Begin

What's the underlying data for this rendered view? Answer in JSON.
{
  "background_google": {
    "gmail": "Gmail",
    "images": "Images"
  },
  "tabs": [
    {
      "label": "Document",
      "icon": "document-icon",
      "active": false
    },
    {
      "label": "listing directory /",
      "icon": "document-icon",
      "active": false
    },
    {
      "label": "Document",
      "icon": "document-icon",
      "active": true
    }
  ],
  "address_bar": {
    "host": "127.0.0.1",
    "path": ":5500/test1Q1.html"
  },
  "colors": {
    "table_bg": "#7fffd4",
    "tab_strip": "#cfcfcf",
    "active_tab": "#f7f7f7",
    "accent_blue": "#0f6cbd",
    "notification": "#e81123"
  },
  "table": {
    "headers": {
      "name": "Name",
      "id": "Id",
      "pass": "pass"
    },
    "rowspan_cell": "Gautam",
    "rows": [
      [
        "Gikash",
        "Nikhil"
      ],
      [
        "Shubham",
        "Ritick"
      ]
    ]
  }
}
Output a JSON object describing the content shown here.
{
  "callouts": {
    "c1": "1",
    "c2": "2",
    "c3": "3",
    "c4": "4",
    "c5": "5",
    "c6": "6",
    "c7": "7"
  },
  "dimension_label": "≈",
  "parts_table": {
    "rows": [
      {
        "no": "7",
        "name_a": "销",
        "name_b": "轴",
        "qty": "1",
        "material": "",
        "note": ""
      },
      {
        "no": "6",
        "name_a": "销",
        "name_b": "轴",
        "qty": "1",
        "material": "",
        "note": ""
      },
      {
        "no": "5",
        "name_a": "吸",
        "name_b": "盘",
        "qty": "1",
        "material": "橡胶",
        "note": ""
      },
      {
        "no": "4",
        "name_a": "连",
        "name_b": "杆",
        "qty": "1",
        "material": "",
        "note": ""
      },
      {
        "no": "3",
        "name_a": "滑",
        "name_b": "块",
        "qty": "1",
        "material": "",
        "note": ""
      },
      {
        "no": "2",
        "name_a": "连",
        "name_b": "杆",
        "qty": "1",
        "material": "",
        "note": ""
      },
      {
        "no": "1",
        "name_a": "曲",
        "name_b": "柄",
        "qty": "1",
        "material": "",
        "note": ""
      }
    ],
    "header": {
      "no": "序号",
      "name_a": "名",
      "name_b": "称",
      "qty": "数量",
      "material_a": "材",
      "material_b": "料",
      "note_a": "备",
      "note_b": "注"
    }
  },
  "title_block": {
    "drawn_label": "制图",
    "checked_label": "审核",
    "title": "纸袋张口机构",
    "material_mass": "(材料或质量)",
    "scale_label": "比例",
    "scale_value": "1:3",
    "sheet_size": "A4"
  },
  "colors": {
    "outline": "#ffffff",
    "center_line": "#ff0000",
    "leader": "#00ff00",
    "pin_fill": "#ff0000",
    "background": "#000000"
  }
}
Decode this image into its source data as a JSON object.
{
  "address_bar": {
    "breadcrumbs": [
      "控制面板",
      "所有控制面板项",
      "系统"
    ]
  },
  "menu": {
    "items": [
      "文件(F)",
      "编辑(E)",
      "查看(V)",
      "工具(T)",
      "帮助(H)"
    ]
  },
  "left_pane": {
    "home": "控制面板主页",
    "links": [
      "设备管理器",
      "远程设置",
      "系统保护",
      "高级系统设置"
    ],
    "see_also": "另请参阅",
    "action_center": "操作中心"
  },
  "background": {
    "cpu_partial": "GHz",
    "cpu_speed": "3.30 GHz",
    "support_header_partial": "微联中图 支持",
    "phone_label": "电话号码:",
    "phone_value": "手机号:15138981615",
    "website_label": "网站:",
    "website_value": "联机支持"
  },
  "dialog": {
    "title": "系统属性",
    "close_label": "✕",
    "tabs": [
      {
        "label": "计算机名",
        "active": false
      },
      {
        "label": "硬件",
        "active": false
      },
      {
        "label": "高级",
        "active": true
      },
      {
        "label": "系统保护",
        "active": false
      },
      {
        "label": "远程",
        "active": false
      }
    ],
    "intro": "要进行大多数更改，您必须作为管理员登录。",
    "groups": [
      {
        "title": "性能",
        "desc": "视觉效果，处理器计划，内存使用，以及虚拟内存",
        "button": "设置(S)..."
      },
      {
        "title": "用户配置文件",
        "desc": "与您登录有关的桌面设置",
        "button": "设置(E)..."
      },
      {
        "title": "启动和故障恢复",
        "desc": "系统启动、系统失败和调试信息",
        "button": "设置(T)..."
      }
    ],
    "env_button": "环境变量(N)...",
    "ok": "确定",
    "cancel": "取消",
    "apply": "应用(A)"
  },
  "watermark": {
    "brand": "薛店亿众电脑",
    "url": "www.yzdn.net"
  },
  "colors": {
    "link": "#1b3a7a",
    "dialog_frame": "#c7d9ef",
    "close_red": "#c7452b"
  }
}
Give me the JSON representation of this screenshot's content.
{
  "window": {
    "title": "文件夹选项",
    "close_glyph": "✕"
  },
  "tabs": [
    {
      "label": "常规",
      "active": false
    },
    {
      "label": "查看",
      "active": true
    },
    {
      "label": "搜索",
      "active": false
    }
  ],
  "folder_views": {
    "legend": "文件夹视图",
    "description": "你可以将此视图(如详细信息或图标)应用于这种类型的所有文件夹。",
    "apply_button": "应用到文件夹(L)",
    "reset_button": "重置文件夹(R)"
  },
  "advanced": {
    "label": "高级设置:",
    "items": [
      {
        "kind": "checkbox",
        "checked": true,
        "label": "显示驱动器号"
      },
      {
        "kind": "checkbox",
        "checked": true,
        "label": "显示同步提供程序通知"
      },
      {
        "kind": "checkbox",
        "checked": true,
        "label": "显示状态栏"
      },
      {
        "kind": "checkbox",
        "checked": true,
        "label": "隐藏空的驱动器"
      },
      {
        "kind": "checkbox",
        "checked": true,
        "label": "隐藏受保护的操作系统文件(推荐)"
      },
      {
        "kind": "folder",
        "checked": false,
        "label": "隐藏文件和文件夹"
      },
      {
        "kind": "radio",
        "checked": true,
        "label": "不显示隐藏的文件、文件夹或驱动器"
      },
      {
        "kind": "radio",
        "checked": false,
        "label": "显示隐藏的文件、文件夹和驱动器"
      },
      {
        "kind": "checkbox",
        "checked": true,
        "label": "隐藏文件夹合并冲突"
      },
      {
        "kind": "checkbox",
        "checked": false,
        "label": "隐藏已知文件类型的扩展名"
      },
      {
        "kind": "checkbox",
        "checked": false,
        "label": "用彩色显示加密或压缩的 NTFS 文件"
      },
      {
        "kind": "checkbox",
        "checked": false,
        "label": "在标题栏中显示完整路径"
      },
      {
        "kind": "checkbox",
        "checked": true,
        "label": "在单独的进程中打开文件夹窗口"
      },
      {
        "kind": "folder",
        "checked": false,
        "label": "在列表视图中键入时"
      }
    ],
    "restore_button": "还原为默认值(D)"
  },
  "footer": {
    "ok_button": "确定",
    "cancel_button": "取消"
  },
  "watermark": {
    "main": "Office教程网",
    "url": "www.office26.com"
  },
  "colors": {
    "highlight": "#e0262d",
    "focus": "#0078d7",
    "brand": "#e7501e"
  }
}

End

* WHAT NEEDS TO BE DONE:
Above are some records; repeat all of them exactly.

* EXERCISE OUTPUT:
What's the underlying data for this rendered view? Answer in JSON.
{
  "background_google": {
    "gmail": "Gmail",
    "images": "Images"
  },
  "tabs": [
    {
      "label": "Document",
      "icon": "document-icon",
      "active": false
    },
    {
      "label": "listing directory /",
      "icon": "document-icon",
      "active": false
    },
    {
      "label": "Document",
      "icon": "document-icon",
      "active": true
    }
  ],
  "address_bar": {
    "host": "127.0.0.1",
    "path": ":5500/test1Q1.html"
  },
  "colors": {
    "table_bg": "#7fffd4",
    "tab_strip": "#cfcfcf",
    "active_tab": "#f7f7f7",
    "accent_blue": "#0f6cbd",
    "notification": "#e81123"
  },
  "table": {
    "headers": {
      "name": "Name",
      "id": "Id",
      "pass": "pass"
    },
    "rowspan_cell": "Gautam",
    "rows": [
      [
        "Gikash",
        "Nikhil"
      ],
      [
        "Shubham",
        "Ritick"
      ]
    ]
  }
}
Output a JSON object describing the content shown here.
{
  "callouts": {
    "c1": "1",
    "c2": "2",
    "c3": "3",
    "c4": "4",
    "c5": "5",
    "c6": "6",
    "c7": "7"
  },
  "dimension_label": "≈",
  "parts_table": {
    "rows": [
      {
        "no": "7",
        "name_a": "销",
        "name_b": "轴",
        "qty": "1",
        "material": "",
        "note": ""
      },
      {
        "no": "6",
        "name_a": "销",
        "name_b": "轴",
        "qty": "1",
        "material": "",
        "note": ""
      },
      {
        "no": "5",
        "name_a": "吸",
        "name_b": "盘",
        "qty": "1",
        "material": "橡胶",
        "note": ""
      },
      {
        "no": "4",
        "name_a": "连",
        "name_b": "杆",
        "qty": "1",
        "material": "",
        "note": ""
      },
      {
        "no": "3",
        "name_a": "滑",
        "name_b": "块",
        "qty": "1",
        "material": "",
        "note": ""
      },
      {
        "no": "2",
        "name_a": "连",
        "name_b": "杆",
        "qty": "1",
        "material": "",
        "note": ""
      },
      {
        "no": "1",
        "name_a": "曲",
        "name_b": "柄",
        "qty": "1",
        "material": "",
        "note": ""
      }
    ],
    "header": {
      "no": "序号",
      "name_a": "名",
      "name_b": "称",
      "qty": "数量",
      "material_a": "材",
      "material_b": "料",
      "note_a": "备",
      "note_b": "注"
    }
  },
  "title_block": {
    "drawn_label": "制图",
    "checked_label": "审核",
    "title": "纸袋张口机构",
    "material_mass": "(材料或质量)",
    "scale_label": "比例",
    "scale_value": "1:3",
    "sheet_size": "A4"
  },
  "colors": {
    "outline": "#ffffff",
    "center_line": "#ff0000",
    "leader": "#00ff00",
    "pin_fill": "#ff0000",
    "background": "#000000"
  }
}
Decode this image into its source data as a JSON object.
{
  "address_bar": {
    "breadcrumbs": [
      "控制面板",
      "所有控制面板项",
      "系统"
    ]
  },
  "menu": {
    "items": [
      "文件(F)",
      "编辑(E)",
      "查看(V)",
      "工具(T)",
      "帮助(H)"
    ]
  },
  "left_pane": {
    "home": "控制面板主页",
    "links": [
      "设备管理器",
      "远程设置",
      "系统保护",
      "高级系统设置"
    ],
    "see_also": "另请参阅",
    "action_center": "操作中心"
  },
  "background": {
    "cpu_partial": "GHz",
    "cpu_speed": "3.30 GHz",
    "support_header_partial": "微联中图 支持",
    "phone_label": "电话号码:",
    "phone_value": "手机号:15138981615",
    "website_label": "网站:",
    "website_value": "联机支持"
  },
  "dialog": {
    "title": "系统属性",
    "close_label": "✕",
    "tabs": [
      {
        "label": "计算机名",
        "active": false
      },
      {
        "label": "硬件",
        "active": false
      },
      {
        "label": "高级",
        "active": true
      },
      {
        "label": "系统保护",
        "active": false
      },
      {
        "label": "远程",
        "active": false
      }
    ],
    "intro": "要进行大多数更改，您必须作为管理员登录。",
    "groups": [
      {
        "title": "性能",
        "desc": "视觉效果，处理器计划，内存使用，以及虚拟内存",
        "button": "设置(S)..."
      },
      {
        "title": "用户配置文件",
        "desc": "与您登录有关的桌面设置",
        "button": "设置(E)..."
      },
      {
        "title": "启动和故障恢复",
        "desc": "系统启动、系统失败和调试信息",
        "button": "设置(T)..."
      }
    ],
    "env_button": "环境变量(N)...",
    "ok": "确定",
    "cancel": "取消",
    "apply": "应用(A)"
  },
  "watermark": {
    "brand": "薛店亿众电脑",
    "url": "www.yzdn.net"
  },
  "colors": {
    "link": "#1b3a7a",
    "dialog_frame": "#c7d9ef",
    "close_red": "#c7452b"
  }
}
Give me the JSON representation of this screenshot's content.
{
  "window": {
    "title": "文件夹选项",
    "close_glyph": "✕"
  },
  "tabs": [
    {
      "label": "常规",
      "active": false
    },
    {
      "label": "查看",
      "active": true
    },
    {
      "label": "搜索",
      "active": false
    }
  ],
  "folder_views": {
    "legend": "文件夹视图",
    "description": "你可以将此视图(如详细信息或图标)应用于这种类型的所有文件夹。",
    "apply_button": "应用到文件夹(L)",
    "reset_button": "重置文件夹(R)"
  },
  "advanced": {
    "label": "高级设置:",
    "items": [
      {
        "kind": "checkbox",
        "checked": true,
        "label": "显示驱动器号"
      },
      {
        "kind": "checkbox",
        "checked": true,
        "label": "显示同步提供程序通知"
      },
      {
        "kind": "checkbox",
        "checked": true,
        "label": "显示状态栏"
      },
      {
        "kind": "checkbox",
        "checked": true,
        "label": "隐藏空的驱动器"
      },
      {
        "kind": "checkbox",
        "checked": true,
        "label": "隐藏受保护的操作系统文件(推荐)"
      },
      {
        "kind": "folder",
        "checked": false,
        "label": "隐藏文件和文件夹"
      },
      {
        "kind": "radio",
        "checked": true,
        "label": "不显示隐藏的文件、文件夹或驱动器"
      },
      {
        "kind": "radio",
        "checked": false,
        "label": "显示隐藏的文件、文件夹和驱动器"
      },
      {
        "kind": "checkbox",
        "checked": true,
        "label": "隐藏文件夹合并冲突"
      },
      {
        "kind": "checkbox",
        "checked": false,
        "label": "隐藏已知文件类型的扩展名"
      },
      {
        "kind": "checkbox",
        "checked": false,
        "label": "用彩色显示加密或压缩的 NTFS 文件"
      },
      {
        "kind": "checkbox",
        "checked": false,
        "label": "在标题栏中显示完整路径"
      },
      {
        "kind": "checkbox",
        "checked": true,
        "label": "在单独的进程中打开文件夹窗口"
      },
      {
        "kind": "folder",
        "checked": false,
        "label": "在列表视图中键入时"
      }
    ],
    "restore_button": "还原为默认值(D)"
  },
  "footer": {
    "ok_button": "确定",
    "cancel_button": "取消"
  },
  "watermark": {
    "main": "Office教程网",
    "url": "www.office26.com"
  },
  "colors": {
    "highlight": "#e0262d",
    "focus": "#0078d7",
    "brand": "#e7501e"
  }
}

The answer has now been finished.